§ Work required
Extract each record and reproduce it exactly.

(Data records)
╭──

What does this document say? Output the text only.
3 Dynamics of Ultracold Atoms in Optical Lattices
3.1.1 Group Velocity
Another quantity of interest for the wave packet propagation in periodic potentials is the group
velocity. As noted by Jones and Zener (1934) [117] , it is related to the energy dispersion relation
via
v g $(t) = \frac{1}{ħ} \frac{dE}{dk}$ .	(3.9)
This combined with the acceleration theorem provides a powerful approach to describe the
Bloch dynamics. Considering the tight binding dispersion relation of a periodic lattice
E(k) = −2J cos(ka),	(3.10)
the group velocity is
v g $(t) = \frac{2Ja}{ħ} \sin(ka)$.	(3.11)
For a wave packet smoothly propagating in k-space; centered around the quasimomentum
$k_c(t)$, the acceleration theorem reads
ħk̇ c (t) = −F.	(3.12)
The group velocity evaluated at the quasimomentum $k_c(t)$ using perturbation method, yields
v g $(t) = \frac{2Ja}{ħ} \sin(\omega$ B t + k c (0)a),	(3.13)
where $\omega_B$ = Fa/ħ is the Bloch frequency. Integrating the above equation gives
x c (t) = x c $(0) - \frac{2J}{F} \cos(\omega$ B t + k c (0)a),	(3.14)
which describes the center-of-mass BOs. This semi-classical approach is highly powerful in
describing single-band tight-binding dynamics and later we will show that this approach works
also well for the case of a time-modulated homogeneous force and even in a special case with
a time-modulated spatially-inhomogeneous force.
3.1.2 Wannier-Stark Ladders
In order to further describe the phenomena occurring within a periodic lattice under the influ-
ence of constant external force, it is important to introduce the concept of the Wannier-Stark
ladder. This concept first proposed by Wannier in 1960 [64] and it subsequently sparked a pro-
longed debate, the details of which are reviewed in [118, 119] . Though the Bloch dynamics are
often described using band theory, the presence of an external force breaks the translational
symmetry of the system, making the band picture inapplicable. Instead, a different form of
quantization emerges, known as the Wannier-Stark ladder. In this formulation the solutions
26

╰──

§ Response to the exercise
What does this document say? Output the text only.
3 Dynamics of Ultracold Atoms in Optical Lattices
3.1.1 Group Velocity
Another quantity of interest for the wave packet propagation in periodic potentials is the group
velocity. As noted by Jones and Zener (1934) [117] , it is related to the energy dispersion relation
via
v g $(t) = \frac{1}{ħ} \frac{dE}{dk}$ .	(3.9)
This combined with the acceleration theorem provides a powerful approach to describe the
Bloch dynamics. Considering the tight binding dispersion relation of a periodic lattice
E(k) = −2J cos(ka),	(3.10)
the group velocity is
v g $(t) = \frac{2Ja}{ħ} \sin(ka)$.	(3.11)
For a wave packet smoothly propagating in k-space; centered around the quasimomentum
$k_c(t)$, the acceleration theorem reads
ħk̇ c (t) = −F.	(3.12)
The group velocity evaluated at the quasimomentum $k_c(t)$ using perturbation method, yields
v g $(t) = \frac{2Ja}{ħ} \sin(\omega$ B t + k c (0)a),	(3.13)
where $\omega_B$ = Fa/ħ is the Bloch frequency. Integrating the above equation gives
x c (t) = x c $(0) - \frac{2J}{F} \cos(\omega$ B t + k c (0)a),	(3.14)
which describes the center-of-mass BOs. This semi-classical approach is highly powerful in
describing single-band tight-binding dynamics and later we will show that this approach works
also well for the case of a time-modulated homogeneous force and even in a special case with
a time-modulated spatially-inhomogeneous force.
3.1.2 Wannier-Stark Ladders
In order to further describe the phenomena occurring within a periodic lattice under the influ-
ence of constant external force, it is important to introduce the concept of the Wannier-Stark
ladder. This concept first proposed by Wannier in 1960 [64] and it subsequently sparked a pro-
longed debate, the details of which are reviewed in [118, 119] . Though the Bloch dynamics are
often described using band theory, the presence of an external force breaks the translational
symmetry of the system, making the band picture inapplicable. Instead, a different form of
quantization emerges, known as the Wannier-Stark ladder. In this formulation the solutions
26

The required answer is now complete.